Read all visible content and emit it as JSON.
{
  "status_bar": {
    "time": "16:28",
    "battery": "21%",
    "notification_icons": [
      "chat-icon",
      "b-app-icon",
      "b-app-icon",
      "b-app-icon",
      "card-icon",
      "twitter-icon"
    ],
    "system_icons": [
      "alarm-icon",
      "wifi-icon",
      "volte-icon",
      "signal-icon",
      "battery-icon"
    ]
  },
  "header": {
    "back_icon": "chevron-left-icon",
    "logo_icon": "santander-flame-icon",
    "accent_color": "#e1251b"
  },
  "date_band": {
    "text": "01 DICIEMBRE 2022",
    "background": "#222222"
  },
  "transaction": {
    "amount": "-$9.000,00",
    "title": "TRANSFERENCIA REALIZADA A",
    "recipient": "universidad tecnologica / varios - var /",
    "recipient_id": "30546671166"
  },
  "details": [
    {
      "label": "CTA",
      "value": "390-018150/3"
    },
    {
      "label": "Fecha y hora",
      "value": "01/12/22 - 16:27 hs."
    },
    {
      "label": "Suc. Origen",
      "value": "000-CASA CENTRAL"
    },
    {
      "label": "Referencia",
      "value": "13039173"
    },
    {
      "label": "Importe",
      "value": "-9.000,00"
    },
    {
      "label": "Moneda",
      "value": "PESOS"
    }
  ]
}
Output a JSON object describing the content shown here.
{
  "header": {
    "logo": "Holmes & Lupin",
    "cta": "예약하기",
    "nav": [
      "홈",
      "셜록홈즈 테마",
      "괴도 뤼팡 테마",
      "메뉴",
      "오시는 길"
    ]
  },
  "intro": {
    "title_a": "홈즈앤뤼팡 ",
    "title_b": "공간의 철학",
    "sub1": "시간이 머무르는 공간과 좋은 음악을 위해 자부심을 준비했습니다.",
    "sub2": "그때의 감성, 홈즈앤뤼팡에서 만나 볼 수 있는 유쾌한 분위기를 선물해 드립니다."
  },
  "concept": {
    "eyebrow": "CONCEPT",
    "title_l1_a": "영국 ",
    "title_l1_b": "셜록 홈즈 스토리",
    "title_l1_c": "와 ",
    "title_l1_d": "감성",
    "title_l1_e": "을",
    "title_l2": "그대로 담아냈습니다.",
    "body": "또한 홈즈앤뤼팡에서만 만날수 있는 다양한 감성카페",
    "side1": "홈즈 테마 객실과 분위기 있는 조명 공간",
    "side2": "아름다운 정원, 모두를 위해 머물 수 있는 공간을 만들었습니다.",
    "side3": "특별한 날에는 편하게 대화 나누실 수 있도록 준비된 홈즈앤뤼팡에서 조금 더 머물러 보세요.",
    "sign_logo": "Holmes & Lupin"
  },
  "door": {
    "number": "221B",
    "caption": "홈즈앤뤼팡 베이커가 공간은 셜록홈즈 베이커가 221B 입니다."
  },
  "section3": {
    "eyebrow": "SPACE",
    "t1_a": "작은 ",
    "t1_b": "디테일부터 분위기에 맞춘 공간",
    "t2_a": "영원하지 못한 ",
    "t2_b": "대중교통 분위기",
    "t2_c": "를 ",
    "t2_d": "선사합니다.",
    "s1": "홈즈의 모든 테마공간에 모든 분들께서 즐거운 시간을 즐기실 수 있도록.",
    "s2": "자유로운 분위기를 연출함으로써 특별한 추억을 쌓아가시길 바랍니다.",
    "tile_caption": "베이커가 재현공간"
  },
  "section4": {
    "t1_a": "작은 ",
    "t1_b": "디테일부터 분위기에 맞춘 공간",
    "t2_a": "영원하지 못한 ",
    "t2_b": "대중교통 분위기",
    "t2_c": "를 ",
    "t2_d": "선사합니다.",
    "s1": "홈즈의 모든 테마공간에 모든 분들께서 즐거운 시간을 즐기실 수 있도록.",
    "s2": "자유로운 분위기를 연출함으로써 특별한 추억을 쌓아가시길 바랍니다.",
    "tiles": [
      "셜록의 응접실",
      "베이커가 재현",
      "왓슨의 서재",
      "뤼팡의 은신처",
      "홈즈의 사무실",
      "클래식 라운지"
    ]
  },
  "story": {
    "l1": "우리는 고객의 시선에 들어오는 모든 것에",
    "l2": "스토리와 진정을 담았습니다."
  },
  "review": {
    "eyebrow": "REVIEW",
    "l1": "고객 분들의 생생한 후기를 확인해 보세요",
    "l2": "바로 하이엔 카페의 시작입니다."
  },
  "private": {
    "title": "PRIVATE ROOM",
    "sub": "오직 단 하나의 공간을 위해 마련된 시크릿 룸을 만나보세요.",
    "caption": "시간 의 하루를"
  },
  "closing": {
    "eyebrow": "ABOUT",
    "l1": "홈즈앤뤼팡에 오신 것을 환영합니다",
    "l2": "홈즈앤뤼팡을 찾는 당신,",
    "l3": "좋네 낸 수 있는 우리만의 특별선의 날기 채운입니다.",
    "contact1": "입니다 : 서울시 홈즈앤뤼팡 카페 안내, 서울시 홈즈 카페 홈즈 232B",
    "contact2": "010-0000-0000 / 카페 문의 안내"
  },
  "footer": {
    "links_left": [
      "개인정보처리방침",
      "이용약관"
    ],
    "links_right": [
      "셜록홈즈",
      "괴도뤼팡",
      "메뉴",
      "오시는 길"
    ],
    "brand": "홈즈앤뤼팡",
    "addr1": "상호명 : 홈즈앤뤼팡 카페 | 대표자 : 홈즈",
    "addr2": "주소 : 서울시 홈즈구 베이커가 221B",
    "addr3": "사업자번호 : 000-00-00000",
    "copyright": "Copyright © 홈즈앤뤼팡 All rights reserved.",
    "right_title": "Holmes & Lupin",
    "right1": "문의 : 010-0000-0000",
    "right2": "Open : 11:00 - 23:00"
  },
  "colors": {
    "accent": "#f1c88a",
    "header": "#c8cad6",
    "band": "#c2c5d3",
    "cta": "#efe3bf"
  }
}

--------------------------------

## YOUR TASK
Extract every entry in the listing word for word.

## RESULT OF THE EXERCISE
Read all visible content and emit it as JSON.
{
  "status_bar": {
    "time": "16:28",
    "battery": "21%",
    "notification_icons": [
      "chat-icon",
      "b-app-icon",
      "b-app-icon",
      "b-app-icon",
      "card-icon",
      "twitter-icon"
    ],
    "system_icons": [
      "alarm-icon",
      "wifi-icon",
      "volte-icon",
      "signal-icon",
      "battery-icon"
    ]
  },
  "header": {
    "back_icon": "chevron-left-icon",
    "logo_icon": "santander-flame-icon",
    "accent_color": "#e1251b"
  },
  "date_band": {
    "text": "01 DICIEMBRE 2022",
    "background": "#222222"
  },
  "transaction": {
    "amount": "-$9.000,00",
    "title": "TRANSFERENCIA REALIZADA A",
    "recipient": "universidad tecnologica / varios - var /",
    "recipient_id": "30546671166"
  },
  "details": [
    {
      "label": "CTA",
      "value": "390-018150/3"
    },
    {
      "label": "Fecha y hora",
      "value": "01/12/22 - 16:27 hs."
    },
    {
      "label": "Suc. Origen",
      "value": "000-CASA CENTRAL"
    },
    {
      "label": "Referencia",
      "value": "13039173"
    },
    {
      "label": "Importe",
      "value": "-9.000,00"
    },
    {
      "label": "Moneda",
      "value": "PESOS"
    }
  ]
}
Output a JSON object describing the content shown here.
{
  "header": {
    "logo": "Holmes & Lupin",
    "cta": "예약하기",
    "nav": [
      "홈",
      "셜록홈즈 테마",
      "괴도 뤼팡 테마",
      "메뉴",
      "오시는 길"
    ]
  },
  "intro": {
    "title_a": "홈즈앤뤼팡 ",
    "title_b": "공간의 철학",
    "sub1": "시간이 머무르는 공간과 좋은 음악을 위해 자부심을 준비했습니다.",
    "sub2": "그때의 감성, 홈즈앤뤼팡에서 만나 볼 수 있는 유쾌한 분위기를 선물해 드립니다."
  },
  "concept": {
    "eyebrow": "CONCEPT",
    "title_l1_a": "영국 ",
    "title_l1_b": "셜록 홈즈 스토리",
    "title_l1_c": "와 ",
    "title_l1_d": "감성",
    "title_l1_e": "을",
    "title_l2": "그대로 담아냈습니다.",
    "body": "또한 홈즈앤뤼팡에서만 만날수 있는 다양한 감성카페",
    "side1": "홈즈 테마 객실과 분위기 있는 조명 공간",
    "side2": "아름다운 정원, 모두를 위해 머물 수 있는 공간을 만들었습니다.",
    "side3": "특별한 날에는 편하게 대화 나누실 수 있도록 준비된 홈즈앤뤼팡에서 조금 더 머물러 보세요.",
    "sign_logo": "Holmes & Lupin"
  },
  "door": {
    "number": "221B",
    "caption": "홈즈앤뤼팡 베이커가 공간은 셜록홈즈 베이커가 221B 입니다."
  },
  "section3": {
    "eyebrow": "SPACE",
    "t1_a": "작은 ",
    "t1_b": "디테일부터 분위기에 맞춘 공간",
    "t2_a": "영원하지 못한 ",
    "t2_b": "대중교통 분위기",
    "t2_c": "를 ",
    "t2_d": "선사합니다.",
    "s1": "홈즈의 모든 테마공간에 모든 분들께서 즐거운 시간을 즐기실 수 있도록.",
    "s2": "자유로운 분위기를 연출함으로써 특별한 추억을 쌓아가시길 바랍니다.",
    "tile_caption": "베이커가 재현공간"
  },
  "section4": {
    "t1_a": "작은 ",
    "t1_b": "디테일부터 분위기에 맞춘 공간",
    "t2_a": "영원하지 못한 ",
    "t2_b": "대중교통 분위기",
    "t2_c": "를 ",
    "t2_d": "선사합니다.",
    "s1": "홈즈의 모든 테마공간에 모든 분들께서 즐거운 시간을 즐기실 수 있도록.",
    "s2": "자유로운 분위기를 연출함으로써 특별한 추억을 쌓아가시길 바랍니다.",
    "tiles": [
      "셜록의 응접실",
      "베이커가 재현",
      "왓슨의 서재",
      "뤼팡의 은신처",
      "홈즈의 사무실",
      "클래식 라운지"
    ]
  },
  "story": {
    "l1": "우리는 고객의 시선에 들어오는 모든 것에",
    "l2": "스토리와 진정을 담았습니다."
  },
  "review": {
    "eyebrow": "REVIEW",
    "l1": "고객 분들의 생생한 후기를 확인해 보세요",
    "l2": "바로 하이엔 카페의 시작입니다."
  },
  "private": {
    "title": "PRIVATE ROOM",
    "sub": "오직 단 하나의 공간을 위해 마련된 시크릿 룸을 만나보세요.",
    "caption": "시간 의 하루를"
  },
  "closing": {
    "eyebrow": "ABOUT",
    "l1": "홈즈앤뤼팡에 오신 것을 환영합니다",
    "l2": "홈즈앤뤼팡을 찾는 당신,",
    "l3": "좋네 낸 수 있는 우리만의 특별선의 날기 채운입니다.",
    "contact1": "입니다 : 서울시 홈즈앤뤼팡 카페 안내, 서울시 홈즈 카페 홈즈 232B",
    "contact2": "010-0000-0000 / 카페 문의 안내"
  },
  "footer": {
    "links_left": [
      "개인정보처리방침",
      "이용약관"
    ],
    "links_right": [
      "셜록홈즈",
      "괴도뤼팡",
      "메뉴",
      "오시는 길"
    ],
    "brand": "홈즈앤뤼팡",
    "addr1": "상호명 : 홈즈앤뤼팡 카페 | 대표자 : 홈즈",
    "addr2": "주소 : 서울시 홈즈구 베이커가 221B",
    "addr3": "사업자번호 : 000-00-00000",
    "copyright": "Copyright © 홈즈앤뤼팡 All rights reserved.",
    "right_title": "Holmes & Lupin",
    "right1": "문의 : 010-0000-0000",
    "right2": "Open : 11:00 - 23:00"
  },
  "colors": {
    "accent": "#f1c88a",
    "header": "#c8cad6",
    "band": "#c2c5d3",
    "cta": "#efe3bf"
  }
}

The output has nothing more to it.